Supplied records =>
START

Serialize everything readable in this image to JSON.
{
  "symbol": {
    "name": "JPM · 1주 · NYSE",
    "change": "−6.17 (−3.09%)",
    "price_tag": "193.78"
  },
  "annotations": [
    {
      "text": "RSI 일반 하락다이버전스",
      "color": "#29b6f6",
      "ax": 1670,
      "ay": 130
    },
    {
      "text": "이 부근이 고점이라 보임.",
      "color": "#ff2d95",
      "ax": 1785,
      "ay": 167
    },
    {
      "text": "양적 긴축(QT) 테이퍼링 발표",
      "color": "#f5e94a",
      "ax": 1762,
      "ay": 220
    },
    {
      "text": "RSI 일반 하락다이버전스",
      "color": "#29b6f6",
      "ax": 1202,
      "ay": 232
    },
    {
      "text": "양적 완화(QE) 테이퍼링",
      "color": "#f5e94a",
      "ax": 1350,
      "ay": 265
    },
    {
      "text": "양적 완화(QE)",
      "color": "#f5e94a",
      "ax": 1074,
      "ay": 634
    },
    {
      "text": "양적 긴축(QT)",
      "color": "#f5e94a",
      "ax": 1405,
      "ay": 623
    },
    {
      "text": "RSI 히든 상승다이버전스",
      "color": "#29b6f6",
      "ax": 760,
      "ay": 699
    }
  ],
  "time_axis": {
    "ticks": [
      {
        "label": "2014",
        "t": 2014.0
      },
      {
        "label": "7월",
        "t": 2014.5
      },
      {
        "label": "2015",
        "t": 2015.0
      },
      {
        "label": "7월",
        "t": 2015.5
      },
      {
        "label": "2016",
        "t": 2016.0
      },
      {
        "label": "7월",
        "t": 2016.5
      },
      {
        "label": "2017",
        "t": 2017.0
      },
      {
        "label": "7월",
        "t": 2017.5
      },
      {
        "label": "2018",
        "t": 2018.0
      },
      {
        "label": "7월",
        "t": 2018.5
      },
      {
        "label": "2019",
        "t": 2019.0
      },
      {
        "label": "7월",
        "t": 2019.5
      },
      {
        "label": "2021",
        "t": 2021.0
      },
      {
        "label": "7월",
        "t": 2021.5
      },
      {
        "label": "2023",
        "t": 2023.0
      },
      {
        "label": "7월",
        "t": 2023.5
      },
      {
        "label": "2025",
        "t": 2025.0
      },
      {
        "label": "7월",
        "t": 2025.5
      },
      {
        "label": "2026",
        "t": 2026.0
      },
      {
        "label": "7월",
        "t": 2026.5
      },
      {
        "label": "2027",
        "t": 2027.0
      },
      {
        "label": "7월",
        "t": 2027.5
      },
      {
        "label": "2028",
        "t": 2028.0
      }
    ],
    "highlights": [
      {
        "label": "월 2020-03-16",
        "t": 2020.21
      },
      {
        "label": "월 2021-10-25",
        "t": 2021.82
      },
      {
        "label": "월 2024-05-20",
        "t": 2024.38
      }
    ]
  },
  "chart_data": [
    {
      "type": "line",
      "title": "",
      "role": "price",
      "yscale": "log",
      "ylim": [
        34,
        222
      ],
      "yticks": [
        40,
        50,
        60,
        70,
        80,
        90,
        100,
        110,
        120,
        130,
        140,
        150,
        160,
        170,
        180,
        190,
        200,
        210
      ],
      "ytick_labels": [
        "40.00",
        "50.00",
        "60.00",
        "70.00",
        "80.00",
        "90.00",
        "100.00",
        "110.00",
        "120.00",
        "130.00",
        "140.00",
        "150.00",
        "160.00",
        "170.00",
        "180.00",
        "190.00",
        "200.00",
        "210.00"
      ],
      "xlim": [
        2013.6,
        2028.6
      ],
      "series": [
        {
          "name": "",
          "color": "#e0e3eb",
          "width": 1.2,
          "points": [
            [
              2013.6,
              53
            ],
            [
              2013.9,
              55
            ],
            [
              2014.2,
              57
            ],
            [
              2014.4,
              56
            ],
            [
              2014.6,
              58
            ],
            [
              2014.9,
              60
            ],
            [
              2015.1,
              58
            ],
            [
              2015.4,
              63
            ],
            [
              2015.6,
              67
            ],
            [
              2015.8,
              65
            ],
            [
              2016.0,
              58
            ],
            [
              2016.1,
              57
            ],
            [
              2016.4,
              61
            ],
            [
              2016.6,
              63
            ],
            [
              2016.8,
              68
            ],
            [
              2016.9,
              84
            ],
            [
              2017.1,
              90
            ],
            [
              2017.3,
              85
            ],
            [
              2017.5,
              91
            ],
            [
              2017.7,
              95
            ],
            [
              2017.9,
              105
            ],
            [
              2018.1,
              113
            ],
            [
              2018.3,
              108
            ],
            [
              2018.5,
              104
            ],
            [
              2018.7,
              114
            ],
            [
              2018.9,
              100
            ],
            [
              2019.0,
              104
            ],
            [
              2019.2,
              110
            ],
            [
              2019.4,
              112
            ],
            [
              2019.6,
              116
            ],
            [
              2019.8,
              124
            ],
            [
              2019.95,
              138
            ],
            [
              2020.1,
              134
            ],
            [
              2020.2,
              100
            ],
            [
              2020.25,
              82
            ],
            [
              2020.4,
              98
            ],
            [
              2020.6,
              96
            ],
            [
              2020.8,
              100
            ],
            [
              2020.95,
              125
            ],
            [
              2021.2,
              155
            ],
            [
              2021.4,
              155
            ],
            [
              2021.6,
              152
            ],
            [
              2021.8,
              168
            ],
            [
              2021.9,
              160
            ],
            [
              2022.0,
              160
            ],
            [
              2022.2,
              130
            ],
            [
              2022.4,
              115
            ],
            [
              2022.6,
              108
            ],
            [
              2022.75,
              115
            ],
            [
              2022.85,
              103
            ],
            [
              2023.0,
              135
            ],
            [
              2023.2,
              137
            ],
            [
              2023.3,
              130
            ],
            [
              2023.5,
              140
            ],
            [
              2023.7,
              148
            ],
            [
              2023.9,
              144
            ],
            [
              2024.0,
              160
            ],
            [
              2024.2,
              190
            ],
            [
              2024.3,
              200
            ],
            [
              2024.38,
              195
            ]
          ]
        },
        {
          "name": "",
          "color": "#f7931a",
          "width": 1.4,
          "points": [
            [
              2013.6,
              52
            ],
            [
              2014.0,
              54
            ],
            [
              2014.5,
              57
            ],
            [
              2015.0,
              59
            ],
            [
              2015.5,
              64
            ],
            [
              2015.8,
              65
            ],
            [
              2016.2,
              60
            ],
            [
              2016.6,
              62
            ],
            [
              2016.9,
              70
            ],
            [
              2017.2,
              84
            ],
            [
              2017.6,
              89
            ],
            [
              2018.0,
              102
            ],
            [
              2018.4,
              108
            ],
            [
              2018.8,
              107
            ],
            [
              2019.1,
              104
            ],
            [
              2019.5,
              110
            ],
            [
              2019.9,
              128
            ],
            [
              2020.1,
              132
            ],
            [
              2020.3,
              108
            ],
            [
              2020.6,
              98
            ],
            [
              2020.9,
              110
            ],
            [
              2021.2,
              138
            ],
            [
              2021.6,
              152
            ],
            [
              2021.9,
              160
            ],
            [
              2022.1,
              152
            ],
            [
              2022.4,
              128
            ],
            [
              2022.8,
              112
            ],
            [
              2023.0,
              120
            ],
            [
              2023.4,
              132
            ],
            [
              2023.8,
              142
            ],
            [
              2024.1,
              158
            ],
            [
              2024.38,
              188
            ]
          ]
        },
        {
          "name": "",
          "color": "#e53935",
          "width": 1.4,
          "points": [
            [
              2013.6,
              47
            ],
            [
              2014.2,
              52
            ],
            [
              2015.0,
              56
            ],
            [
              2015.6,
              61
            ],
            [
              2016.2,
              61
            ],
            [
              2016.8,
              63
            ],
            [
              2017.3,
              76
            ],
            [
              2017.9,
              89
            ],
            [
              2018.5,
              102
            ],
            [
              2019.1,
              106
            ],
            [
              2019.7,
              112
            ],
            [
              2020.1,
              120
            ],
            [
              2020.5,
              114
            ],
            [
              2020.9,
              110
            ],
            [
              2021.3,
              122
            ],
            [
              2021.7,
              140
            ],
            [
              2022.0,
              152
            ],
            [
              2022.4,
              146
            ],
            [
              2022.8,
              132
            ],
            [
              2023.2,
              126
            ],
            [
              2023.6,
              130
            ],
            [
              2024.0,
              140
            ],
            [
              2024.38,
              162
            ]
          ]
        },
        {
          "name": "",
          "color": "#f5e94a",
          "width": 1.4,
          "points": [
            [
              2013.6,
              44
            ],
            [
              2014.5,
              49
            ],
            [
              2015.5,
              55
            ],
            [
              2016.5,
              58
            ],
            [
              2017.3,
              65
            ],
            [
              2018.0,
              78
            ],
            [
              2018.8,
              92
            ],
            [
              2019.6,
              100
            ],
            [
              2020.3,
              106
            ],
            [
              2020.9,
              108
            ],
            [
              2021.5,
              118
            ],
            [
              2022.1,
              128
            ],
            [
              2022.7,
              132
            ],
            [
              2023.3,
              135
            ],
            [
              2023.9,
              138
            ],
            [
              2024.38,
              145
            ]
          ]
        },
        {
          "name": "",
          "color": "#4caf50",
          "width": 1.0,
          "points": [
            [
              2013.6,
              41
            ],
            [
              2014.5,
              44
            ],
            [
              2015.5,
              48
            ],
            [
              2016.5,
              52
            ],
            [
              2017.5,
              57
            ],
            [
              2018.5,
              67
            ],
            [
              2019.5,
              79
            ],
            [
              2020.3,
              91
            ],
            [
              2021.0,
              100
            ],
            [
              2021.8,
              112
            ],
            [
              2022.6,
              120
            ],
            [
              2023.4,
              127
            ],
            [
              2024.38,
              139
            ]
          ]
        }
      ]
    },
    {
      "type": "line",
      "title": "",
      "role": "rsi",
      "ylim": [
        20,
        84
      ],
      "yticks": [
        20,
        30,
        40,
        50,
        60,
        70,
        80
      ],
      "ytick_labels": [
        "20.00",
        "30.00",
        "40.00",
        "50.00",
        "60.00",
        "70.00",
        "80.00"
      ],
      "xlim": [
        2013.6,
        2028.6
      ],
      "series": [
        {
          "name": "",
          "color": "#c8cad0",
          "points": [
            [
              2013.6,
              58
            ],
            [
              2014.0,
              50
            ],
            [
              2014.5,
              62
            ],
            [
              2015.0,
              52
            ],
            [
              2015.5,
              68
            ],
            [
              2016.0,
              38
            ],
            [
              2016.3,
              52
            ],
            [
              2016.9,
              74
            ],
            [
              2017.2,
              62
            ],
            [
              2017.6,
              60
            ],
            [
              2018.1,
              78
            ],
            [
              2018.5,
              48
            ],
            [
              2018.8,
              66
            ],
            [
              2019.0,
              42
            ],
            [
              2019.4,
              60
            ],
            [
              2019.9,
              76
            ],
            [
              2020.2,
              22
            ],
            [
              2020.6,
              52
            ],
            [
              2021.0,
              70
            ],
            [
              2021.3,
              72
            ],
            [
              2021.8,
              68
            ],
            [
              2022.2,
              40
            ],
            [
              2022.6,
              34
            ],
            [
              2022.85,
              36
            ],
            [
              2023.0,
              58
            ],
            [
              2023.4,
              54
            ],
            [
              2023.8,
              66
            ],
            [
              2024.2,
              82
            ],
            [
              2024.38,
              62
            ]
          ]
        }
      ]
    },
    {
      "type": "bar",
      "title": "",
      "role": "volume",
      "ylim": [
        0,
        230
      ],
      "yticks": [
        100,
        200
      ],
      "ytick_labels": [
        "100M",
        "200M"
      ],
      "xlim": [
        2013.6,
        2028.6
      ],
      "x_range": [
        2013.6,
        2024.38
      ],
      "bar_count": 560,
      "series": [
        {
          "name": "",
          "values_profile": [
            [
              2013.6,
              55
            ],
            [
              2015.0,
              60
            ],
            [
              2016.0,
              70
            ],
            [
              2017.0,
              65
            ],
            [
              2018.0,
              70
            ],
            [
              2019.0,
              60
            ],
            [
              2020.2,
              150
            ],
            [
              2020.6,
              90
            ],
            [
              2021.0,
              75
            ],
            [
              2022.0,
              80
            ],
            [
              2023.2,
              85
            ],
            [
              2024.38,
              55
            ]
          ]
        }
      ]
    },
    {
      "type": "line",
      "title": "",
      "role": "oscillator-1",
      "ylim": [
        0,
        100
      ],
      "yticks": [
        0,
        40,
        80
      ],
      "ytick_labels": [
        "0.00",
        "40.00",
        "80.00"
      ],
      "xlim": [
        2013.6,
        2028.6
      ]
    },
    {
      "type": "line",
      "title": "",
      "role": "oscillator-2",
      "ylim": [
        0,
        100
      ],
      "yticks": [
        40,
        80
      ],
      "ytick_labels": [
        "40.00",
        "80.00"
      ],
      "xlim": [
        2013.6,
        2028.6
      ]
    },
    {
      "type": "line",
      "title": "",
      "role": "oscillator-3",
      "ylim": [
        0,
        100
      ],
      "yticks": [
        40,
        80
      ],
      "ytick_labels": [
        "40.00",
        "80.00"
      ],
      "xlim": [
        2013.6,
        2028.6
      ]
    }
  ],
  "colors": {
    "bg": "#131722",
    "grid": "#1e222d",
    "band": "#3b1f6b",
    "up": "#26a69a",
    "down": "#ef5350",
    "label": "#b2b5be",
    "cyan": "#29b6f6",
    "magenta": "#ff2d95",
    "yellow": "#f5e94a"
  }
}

END

Given task =>
In the records above, how many lines contain the string "text"? State that number only.

Answer to this problem =>
8